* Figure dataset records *

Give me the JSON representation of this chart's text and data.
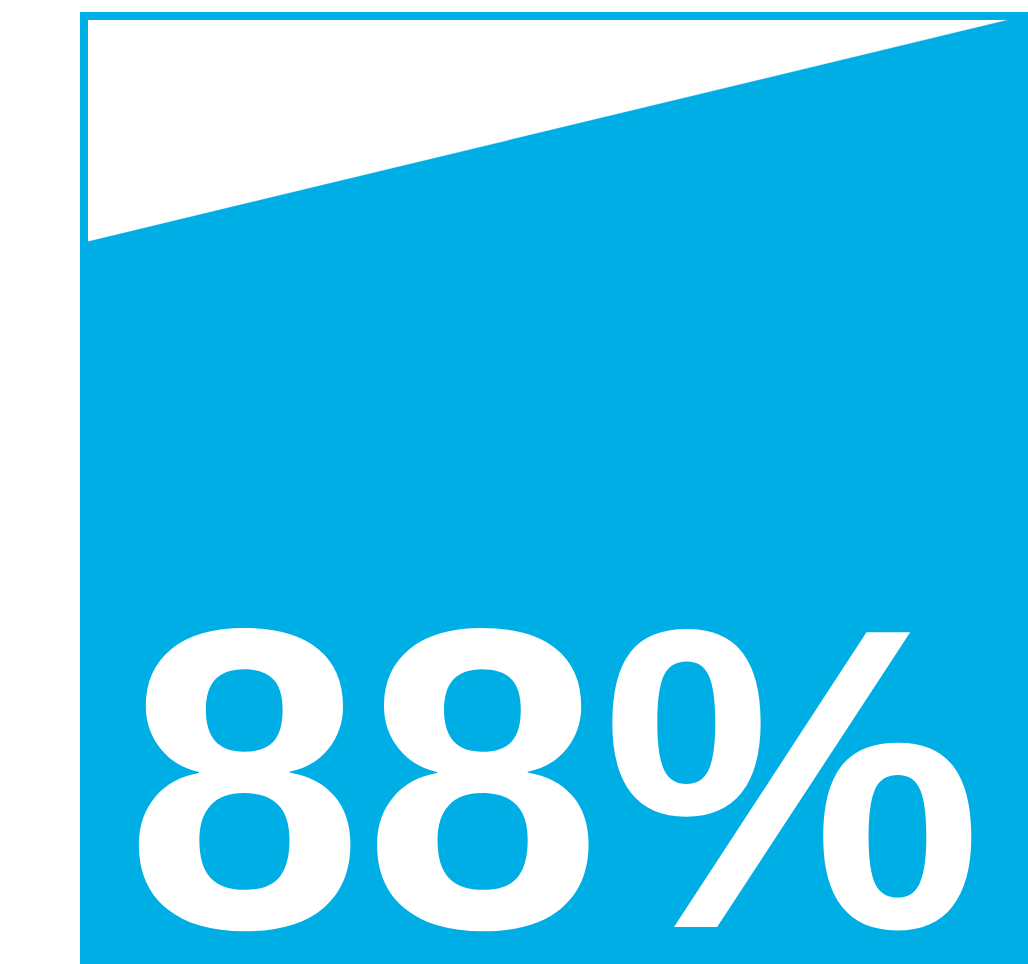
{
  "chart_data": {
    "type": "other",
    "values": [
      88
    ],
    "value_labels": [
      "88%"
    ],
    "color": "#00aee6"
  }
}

* DIRECTIVE *
Pictures are excluded; output everything else in the data verbatim.

* FULL OUTPUT *
Give me the JSON representation of this chart's text and data.
{
  "chart_data": {
    "type": "other",
    "values": [
      88
    ],
    "value_labels": [
      "88%"
    ],
    "color": "#00aee6"
  }
}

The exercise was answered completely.